CONSIGNES:
**a)** Répondez aux questions suivantes d'après la présentation du roman « Le Zèbre » :
(i) En quelle année le roman a-t-il été publié ?
(ii) Quelle profession exerce Gaspard Sauvage ?
(iii) Quel événement déclenche le désir de reconquête de Gaspard ?
**b)** Indiquez si chacune des affirmations suivantes concorde avec la présentation du roman « Le Zèbre », en citant les mots décisifs :
(i) « Le Zèbre » est le premier roman d'Alexandre Jardin.
(ii) Gaspard et Camille sont mariés depuis plus de 15 ans.
(iii) Gaspard finit par commettre l'adultère.
**c)** Poursuivez la présentation du roman « Le Zèbre » après sa dernière phrase.

EXTRAIT DU DOCUMENT:
------------
Le Zèbre d’Alexandre Jardin

Le zèbre est le deuxième roman d’Alexandre Jardin. Publié en 1988, ce livre a rencontré un certain succès et a obtenu le prix Fémina la même année. Retour sur ce livre qui a lancé la carrière d’Alexandre Jardin, fils du romancier Pascal Jardin, lui-même fils de Jean Jardin.

Genre : roman d’amour

Éditions : France Loisirs -1988

Résumé (pitch) de « Le Zèbre »

Après 15 ans de mariage, Gaspard Sauvage décide de partir à la reconquête de sa femme, Camille. Il va tenter de faire renaître la flamme de leurs débuts. Pour ce faire, il va déborder d’imagination et utiliser toutes sortes de subterfuges.

Les personnages de « Le Zèbre »

Gaspard Sauvage

Gaspard exerce la profession de notaire dans une petite ville aux environs de Laval, en Mayenne. Marié à Camille depuis plus de 15 ans, il constate que leur couple s’effondre. La passion de Camille n’est plus aussi vive qu’au premier jour, contrairement à la sienne, qui est toujours amoureux fou de sa femme. Voulant réveiller la flamme des premiers jours, Gaspard va tenter par tous les moyens de reconquérir le cœur de sa femme.

Camille Sauvage

Le personnage de Camille constitue le faire-valoir de Gaspard. Sa volonté reste faible au regard de celle de son mari. Elle se soumet à ses caprices, comme une femme soumise et obéissante. Elle reste pendant toute la durée du livre sous l’autorité et la coupe de son mari. Même quand ils font semblant de se séparer.

L’intrigue de Le zèbre

Comme le souligne lui-même l’auteur, le pitch du zèbre constitue une exception dans la littérature. Aucun auteur connu ne s’était jamais attaqué à ce challenge pour le moins déroutant. Donner pour objectif à un homme de séduire sa propre femme. Si l’idée peut séduire, elle se heurte cependant à un problème dramaturgique assez conséquent : comment mettre en scène un personnage qui désire ce qu’il a déjà ?

Car comme tout le monde le sait, on ne se rend compte de ce que l’on a que quand on est sur le point de le perdre.

C’est d’ailleurs un accident survenu à Camille qui va déclencher ce désir de reconquête de Gaspard. À savoir la peur de la perdre.

Gaspard va alors se lancer dans toutes sortes de manigances et de subterfuges. Mais comme nous sommes dans la bonne petite bourgeoisie de province, il est sous-entendu qu’il a des limites à ne pas franchir… qui d’ailleurs ne le seront pas : l’adultère et le divorce. Pour l’un comme pour l’autre, on a le droit d’y penser, mais pas de passer à l’acte.

Ce qui augmente la contrainte et le réduit d’autant le champ des possibilités.
------------
(Listes des éléments de mise en page encadrés)
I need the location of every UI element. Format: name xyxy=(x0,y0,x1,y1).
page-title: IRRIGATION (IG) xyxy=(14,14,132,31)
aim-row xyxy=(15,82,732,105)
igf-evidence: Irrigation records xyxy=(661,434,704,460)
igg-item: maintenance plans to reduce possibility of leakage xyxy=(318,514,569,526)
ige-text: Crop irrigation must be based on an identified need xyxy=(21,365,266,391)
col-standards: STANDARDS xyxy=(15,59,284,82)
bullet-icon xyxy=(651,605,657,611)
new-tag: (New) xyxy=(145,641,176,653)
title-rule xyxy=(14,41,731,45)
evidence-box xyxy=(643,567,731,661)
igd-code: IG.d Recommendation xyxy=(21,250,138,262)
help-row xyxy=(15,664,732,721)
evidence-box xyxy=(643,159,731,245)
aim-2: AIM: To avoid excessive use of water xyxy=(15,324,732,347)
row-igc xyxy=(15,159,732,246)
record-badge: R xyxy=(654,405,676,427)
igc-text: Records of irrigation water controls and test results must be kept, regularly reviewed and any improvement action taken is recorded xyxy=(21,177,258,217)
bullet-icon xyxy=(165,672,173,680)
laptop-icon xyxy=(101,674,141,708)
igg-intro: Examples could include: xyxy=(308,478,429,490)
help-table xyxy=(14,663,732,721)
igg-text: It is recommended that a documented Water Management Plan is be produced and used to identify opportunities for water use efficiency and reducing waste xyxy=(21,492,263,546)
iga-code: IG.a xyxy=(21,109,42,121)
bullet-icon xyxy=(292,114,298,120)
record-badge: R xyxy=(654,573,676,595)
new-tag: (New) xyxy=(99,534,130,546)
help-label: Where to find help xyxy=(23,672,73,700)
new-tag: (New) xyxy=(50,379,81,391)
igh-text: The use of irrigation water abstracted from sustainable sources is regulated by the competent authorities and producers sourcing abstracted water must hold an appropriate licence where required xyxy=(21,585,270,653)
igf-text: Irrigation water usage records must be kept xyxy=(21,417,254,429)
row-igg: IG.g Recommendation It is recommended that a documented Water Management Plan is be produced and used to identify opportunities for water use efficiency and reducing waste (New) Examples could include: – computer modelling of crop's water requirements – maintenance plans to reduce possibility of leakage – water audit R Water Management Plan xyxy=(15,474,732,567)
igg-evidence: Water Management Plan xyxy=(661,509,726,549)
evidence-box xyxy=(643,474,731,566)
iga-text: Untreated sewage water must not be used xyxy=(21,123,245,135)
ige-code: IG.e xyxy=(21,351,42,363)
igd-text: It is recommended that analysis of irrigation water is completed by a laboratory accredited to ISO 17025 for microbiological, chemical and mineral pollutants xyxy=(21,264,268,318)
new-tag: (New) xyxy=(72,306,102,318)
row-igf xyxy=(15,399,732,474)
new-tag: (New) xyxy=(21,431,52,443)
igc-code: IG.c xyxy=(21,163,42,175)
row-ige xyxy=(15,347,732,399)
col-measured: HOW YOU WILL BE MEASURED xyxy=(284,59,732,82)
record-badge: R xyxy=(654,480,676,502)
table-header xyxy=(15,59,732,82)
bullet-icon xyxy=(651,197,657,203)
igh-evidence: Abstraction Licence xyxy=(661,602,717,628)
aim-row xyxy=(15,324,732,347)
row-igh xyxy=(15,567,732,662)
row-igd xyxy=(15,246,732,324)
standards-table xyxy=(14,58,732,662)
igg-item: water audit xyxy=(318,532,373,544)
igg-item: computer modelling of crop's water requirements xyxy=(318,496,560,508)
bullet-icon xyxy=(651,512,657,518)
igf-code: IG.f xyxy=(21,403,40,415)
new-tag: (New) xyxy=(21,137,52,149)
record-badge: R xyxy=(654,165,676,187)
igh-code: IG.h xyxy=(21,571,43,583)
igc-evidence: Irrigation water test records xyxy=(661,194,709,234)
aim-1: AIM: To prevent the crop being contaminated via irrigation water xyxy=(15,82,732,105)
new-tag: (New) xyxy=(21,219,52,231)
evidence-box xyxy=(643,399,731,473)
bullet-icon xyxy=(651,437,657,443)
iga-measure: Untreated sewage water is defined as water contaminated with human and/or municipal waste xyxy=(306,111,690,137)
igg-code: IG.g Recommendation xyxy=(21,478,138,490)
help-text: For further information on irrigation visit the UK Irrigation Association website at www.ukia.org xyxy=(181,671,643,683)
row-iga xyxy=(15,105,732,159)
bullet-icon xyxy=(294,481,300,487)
------------
RÉPONSES AUX EXERCICES:
**a)**
(i) Le roman a été publié en 1988.
(ii) Gaspard Sauvage est notaire.
(iii) C'est un accident survenu à Camille qui déclenche ce désir.

**b)**
(i) Non : « Le zèbre est le deuxième roman d’Alexandre Jardin. »
(ii) Oui : « Marié à Camille depuis plus de 15 ans »
(iii) Non : « il a des limites à ne pas franchir… qui d’ailleurs ne le seront pas : l’adultère et le divorce »

**c)**
Dans ce cadre relativement restreint, il ne reste plus énormément de possibilités :

– Soit « comme si » on ne se connaissait pas pour pouvoir rejouer le jeu de la séduction. Chaque personnage – mais surtout Gaspard, car Camille ne rentre pas vraiment dans le jeu – joue ainsi la comédie, dont l’issue est parfaitement connue pour le lecteur. L’enjeu devient donc sans importance. Et le lecteur se concentre sur la question de « comment va-t-il faire ? »

– Soit rompre le couple, de manière plus ou moins effective, pour pouvoir le reconstituer à nouveau, mais toujours de manière symbolique.

Alexandre Jardin va donc utiliser ces deux ressorts dramatiques pour tenter de rester le Prince Charmant de son épouse. Qui sont finalement des pirouettes dramaturgiques. Il pose une contrainte, qu’il s’empresse finalement contourner. Et pour cause !

Première partie : le double jeu du zèbre.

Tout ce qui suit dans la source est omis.